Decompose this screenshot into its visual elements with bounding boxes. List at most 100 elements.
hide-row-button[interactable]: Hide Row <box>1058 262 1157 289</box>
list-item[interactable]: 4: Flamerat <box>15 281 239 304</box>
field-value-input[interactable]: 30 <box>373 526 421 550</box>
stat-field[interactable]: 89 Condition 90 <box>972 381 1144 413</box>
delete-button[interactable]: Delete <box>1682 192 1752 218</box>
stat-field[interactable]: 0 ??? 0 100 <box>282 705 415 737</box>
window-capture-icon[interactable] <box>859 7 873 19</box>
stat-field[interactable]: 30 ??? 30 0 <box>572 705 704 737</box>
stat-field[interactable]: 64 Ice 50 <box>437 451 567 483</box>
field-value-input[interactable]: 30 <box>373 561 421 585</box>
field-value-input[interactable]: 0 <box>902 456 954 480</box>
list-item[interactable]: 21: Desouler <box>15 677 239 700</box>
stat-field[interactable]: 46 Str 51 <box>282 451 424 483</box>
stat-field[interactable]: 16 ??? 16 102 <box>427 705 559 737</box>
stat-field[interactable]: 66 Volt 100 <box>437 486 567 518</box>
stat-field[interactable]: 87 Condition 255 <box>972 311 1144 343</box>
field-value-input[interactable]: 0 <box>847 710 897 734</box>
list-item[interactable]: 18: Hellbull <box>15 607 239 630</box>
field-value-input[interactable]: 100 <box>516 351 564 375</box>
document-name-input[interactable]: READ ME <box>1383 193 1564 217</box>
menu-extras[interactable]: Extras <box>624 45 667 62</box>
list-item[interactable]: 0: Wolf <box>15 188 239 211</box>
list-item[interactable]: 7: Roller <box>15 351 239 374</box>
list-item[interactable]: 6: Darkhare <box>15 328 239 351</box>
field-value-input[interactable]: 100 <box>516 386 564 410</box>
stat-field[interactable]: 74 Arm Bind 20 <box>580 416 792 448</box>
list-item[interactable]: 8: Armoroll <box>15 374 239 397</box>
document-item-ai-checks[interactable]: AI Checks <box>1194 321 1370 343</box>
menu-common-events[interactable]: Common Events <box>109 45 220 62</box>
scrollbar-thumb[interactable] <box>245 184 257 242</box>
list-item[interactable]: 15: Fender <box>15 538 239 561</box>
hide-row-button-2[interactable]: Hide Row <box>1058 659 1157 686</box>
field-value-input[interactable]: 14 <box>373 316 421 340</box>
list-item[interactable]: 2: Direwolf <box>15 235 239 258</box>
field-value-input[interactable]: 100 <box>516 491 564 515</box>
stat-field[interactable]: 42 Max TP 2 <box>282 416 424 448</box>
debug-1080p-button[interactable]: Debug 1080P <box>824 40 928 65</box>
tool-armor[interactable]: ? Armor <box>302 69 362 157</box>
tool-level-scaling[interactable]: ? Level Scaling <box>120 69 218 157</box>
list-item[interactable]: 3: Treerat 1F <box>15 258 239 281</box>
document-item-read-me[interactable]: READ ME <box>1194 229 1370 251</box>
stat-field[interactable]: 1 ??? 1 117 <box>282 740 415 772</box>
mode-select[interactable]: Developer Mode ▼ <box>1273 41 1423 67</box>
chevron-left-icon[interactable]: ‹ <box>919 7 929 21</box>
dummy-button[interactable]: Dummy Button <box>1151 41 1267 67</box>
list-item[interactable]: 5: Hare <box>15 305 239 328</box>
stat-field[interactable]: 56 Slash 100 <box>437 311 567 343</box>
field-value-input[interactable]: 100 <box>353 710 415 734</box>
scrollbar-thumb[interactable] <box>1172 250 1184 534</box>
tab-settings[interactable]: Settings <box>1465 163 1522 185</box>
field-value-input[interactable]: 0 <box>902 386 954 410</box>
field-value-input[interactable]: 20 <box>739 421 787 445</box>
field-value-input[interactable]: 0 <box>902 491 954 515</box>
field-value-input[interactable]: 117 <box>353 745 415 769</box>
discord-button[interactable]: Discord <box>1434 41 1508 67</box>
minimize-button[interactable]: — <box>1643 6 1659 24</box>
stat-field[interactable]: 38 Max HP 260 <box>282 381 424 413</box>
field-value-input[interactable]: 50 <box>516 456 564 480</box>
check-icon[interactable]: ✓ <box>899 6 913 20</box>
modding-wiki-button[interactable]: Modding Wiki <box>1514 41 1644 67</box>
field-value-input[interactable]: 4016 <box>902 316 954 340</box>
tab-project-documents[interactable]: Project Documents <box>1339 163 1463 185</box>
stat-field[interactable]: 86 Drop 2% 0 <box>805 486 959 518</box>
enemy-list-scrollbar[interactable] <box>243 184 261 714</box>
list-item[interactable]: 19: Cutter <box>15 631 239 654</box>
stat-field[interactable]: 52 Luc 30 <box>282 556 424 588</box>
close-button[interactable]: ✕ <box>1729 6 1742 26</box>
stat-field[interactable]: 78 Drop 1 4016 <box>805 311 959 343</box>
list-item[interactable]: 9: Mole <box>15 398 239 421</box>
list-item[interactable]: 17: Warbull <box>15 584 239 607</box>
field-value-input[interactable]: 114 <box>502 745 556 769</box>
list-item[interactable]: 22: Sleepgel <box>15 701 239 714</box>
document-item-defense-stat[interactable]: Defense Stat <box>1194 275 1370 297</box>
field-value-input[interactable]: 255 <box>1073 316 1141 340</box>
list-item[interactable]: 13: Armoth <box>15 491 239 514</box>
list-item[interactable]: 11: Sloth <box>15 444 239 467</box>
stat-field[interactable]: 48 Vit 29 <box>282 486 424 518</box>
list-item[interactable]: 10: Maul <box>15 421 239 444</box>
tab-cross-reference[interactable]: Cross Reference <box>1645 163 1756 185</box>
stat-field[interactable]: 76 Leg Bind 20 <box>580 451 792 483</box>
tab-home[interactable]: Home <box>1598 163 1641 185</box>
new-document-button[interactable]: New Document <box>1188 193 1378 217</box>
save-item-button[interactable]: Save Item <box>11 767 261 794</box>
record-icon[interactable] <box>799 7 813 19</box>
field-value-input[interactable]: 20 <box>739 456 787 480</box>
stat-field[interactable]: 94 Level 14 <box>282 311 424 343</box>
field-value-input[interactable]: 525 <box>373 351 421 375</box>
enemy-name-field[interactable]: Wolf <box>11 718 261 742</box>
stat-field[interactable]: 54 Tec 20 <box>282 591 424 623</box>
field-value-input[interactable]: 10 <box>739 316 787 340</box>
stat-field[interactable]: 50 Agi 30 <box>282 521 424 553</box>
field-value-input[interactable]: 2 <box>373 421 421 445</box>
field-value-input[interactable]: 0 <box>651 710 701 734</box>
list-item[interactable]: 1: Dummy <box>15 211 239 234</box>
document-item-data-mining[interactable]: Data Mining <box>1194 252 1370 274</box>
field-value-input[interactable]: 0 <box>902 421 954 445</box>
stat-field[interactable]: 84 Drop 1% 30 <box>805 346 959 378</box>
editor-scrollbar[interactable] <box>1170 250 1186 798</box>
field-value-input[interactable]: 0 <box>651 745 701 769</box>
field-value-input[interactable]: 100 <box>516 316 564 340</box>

####################

*What to work on:* Rewrite every one of the records above as a numbered list, omitting any blank lines.

*Solution for this exercise:*
1. Decompose this screenshot into its visual elements with bounding boxes. List at most 100 elements.
2. hide-row-button[interactable]: Hide Row <box>1058 262 1157 289</box>
3. list-item[interactable]: 4: Flamerat <box>15 281 239 304</box>
4. field-value-input[interactable]: 30 <box>373 526 421 550</box>
5. stat-field[interactable]: 89 Condition 90 <box>972 381 1144 413</box>
6. delete-button[interactable]: Delete <box>1682 192 1752 218</box>
7. stat-field[interactable]: 0 ??? 0 100 <box>282 705 415 737</box>
8. window-capture-icon[interactable] <box>859 7 873 19</box>
9. stat-field[interactable]: 30 ??? 30 0 <box>572 705 704 737</box>
10. stat-field[interactable]: 64 Ice 50 <box>437 451 567 483</box>
11. field-value-input[interactable]: 30 <box>373 561 421 585</box>
12. field-value-input[interactable]: 0 <box>902 456 954 480</box>
13. list-item[interactable]: 21: Desouler <box>15 677 239 700</box>
14. stat-field[interactable]: 46 Str 51 <box>282 451 424 483</box>
15. stat-field[interactable]: 16 ??? 16 102 <box>427 705 559 737</box>
16. stat-field[interactable]: 66 Volt 100 <box>437 486 567 518</box>
17. stat-field[interactable]: 87 Condition 255 <box>972 311 1144 343</box>
18. field-value-input[interactable]: 0 <box>847 710 897 734</box>
19. list-item[interactable]: 18: Hellbull <box>15 607 239 630</box>
20. field-value-input[interactable]: 100 <box>516 351 564 375</box>
21. document-name-input[interactable]: READ ME <box>1383 193 1564 217</box>
22. menu-extras[interactable]: Extras <box>624 45 667 62</box>
23. list-item[interactable]: 0: Wolf <box>15 188 239 211</box>
24. list-item[interactable]: 7: Roller <box>15 351 239 374</box>
25. list-item[interactable]: 6: Darkhare <box>15 328 239 351</box>
26. field-value-input[interactable]: 100 <box>516 386 564 410</box>
27. stat-field[interactable]: 74 Arm Bind 20 <box>580 416 792 448</box>
28. list-item[interactable]: 8: Armoroll <box>15 374 239 397</box>
29. document-item-ai-checks[interactable]: AI Checks <box>1194 321 1370 343</box>
30. menu-common-events[interactable]: Common Events <box>109 45 220 62</box>
31. scrollbar-thumb[interactable] <box>245 184 257 242</box>
32. list-item[interactable]: 15: Fender <box>15 538 239 561</box>
33. hide-row-button-2[interactable]: Hide Row <box>1058 659 1157 686</box>
34. field-value-input[interactable]: 14 <box>373 316 421 340</box>
35. list-item[interactable]: 2: Direwolf <box>15 235 239 258</box>
36. field-value-input[interactable]: 100 <box>516 491 564 515</box>
37. stat-field[interactable]: 42 Max TP 2 <box>282 416 424 448</box>
38. debug-1080p-button[interactable]: Debug 1080P <box>824 40 928 65</box>
39. tool-armor[interactable]: ? Armor <box>302 69 362 157</box>
40. tool-level-scaling[interactable]: ? Level Scaling <box>120 69 218 157</box>
41. list-item[interactable]: 3: Treerat 1F <box>15 258 239 281</box>
42. document-item-read-me[interactable]: READ ME <box>1194 229 1370 251</box>
43. stat-field[interactable]: 1 ??? 1 117 <box>282 740 415 772</box>
44. mode-select[interactable]: Developer Mode ▼ <box>1273 41 1423 67</box>
45. chevron-left-icon[interactable]: ‹ <box>919 7 929 21</box>
46. dummy-button[interactable]: Dummy Button <box>1151 41 1267 67</box>
47. list-item[interactable]: 5: Hare <box>15 305 239 328</box>
48. stat-field[interactable]: 56 Slash 100 <box>437 311 567 343</box>
49. field-value-input[interactable]: 100 <box>353 710 415 734</box>
50. scrollbar-thumb[interactable] <box>1172 250 1184 534</box>
51. tab-settings[interactable]: Settings <box>1465 163 1522 185</box>
52. field-value-input[interactable]: 0 <box>902 386 954 410</box>
53. field-value-input[interactable]: 20 <box>739 421 787 445</box>
54. field-value-input[interactable]: 0 <box>902 491 954 515</box>
55. field-value-input[interactable]: 117 <box>353 745 415 769</box>
56. discord-button[interactable]: Discord <box>1434 41 1508 67</box>
57. minimize-button[interactable]: — <box>1643 6 1659 24</box>
58. stat-field[interactable]: 38 Max HP 260 <box>282 381 424 413</box>
59. field-value-input[interactable]: 50 <box>516 456 564 480</box>
60. check-icon[interactable]: ✓ <box>899 6 913 20</box>
61. modding-wiki-button[interactable]: Modding Wiki <box>1514 41 1644 67</box>
62. field-value-input[interactable]: 4016 <box>902 316 954 340</box>
63. tab-project-documents[interactable]: Project Documents <box>1339 163 1463 185</box>
64. stat-field[interactable]: 86 Drop 2% 0 <box>805 486 959 518</box>
65. enemy-list-scrollbar[interactable] <box>243 184 261 714</box>
66. list-item[interactable]: 19: Cutter <box>15 631 239 654</box>
67. stat-field[interactable]: 52 Luc 30 <box>282 556 424 588</box>
68. close-button[interactable]: ✕ <box>1729 6 1742 26</box>
69. stat-field[interactable]: 78 Drop 1 4016 <box>805 311 959 343</box>
70. list-item[interactable]: 9: Mole <box>15 398 239 421</box>
71. list-item[interactable]: 17: Warbull <box>15 584 239 607</box>
72. field-value-input[interactable]: 114 <box>502 745 556 769</box>
73. list-item[interactable]: 22: Sleepgel <box>15 701 239 714</box>
74. document-item-defense-stat[interactable]: Defense Stat <box>1194 275 1370 297</box>
75. field-value-input[interactable]: 255 <box>1073 316 1141 340</box>
76. list-item[interactable]: 13: Armoth <box>15 491 239 514</box>
77. list-item[interactable]: 11: Sloth <box>15 444 239 467</box>
78. stat-field[interactable]: 48 Vit 29 <box>282 486 424 518</box>
79. list-item[interactable]: 10: Maul <box>15 421 239 444</box>
80. tab-cross-reference[interactable]: Cross Reference <box>1645 163 1756 185</box>
81. stat-field[interactable]: 76 Leg Bind 20 <box>580 451 792 483</box>
82. tab-home[interactable]: Home <box>1598 163 1641 185</box>
83. new-document-button[interactable]: New Document <box>1188 193 1378 217</box>
84. save-item-button[interactable]: Save Item <box>11 767 261 794</box>
85. record-icon[interactable] <box>799 7 813 19</box>
86. field-value-input[interactable]: 20 <box>739 456 787 480</box>
87. stat-field[interactable]: 94 Level 14 <box>282 311 424 343</box>
88. field-value-input[interactable]: 525 <box>373 351 421 375</box>
89. enemy-name-field[interactable]: Wolf <box>11 718 261 742</box>
90. stat-field[interactable]: 54 Tec 20 <box>282 591 424 623</box>
91. field-value-input[interactable]: 10 <box>739 316 787 340</box>
92. stat-field[interactable]: 50 Agi 30 <box>282 521 424 553</box>
93. field-value-input[interactable]: 2 <box>373 421 421 445</box>
94. field-value-input[interactable]: 0 <box>651 710 701 734</box>
95. list-item[interactable]: 1: Dummy <box>15 211 239 234</box>
96. document-item-data-mining[interactable]: Data Mining <box>1194 252 1370 274</box>
97. field-value-input[interactable]: 0 <box>902 421 954 445</box>
98. stat-field[interactable]: 84 Drop 1% 30 <box>805 346 959 378</box>
99. editor-scrollbar[interactable] <box>1170 250 1186 798</box>
100. field-value-input[interactable]: 0 <box>651 745 701 769</box>
101. field-value-input[interactable]: 100 <box>516 316 564 340</box>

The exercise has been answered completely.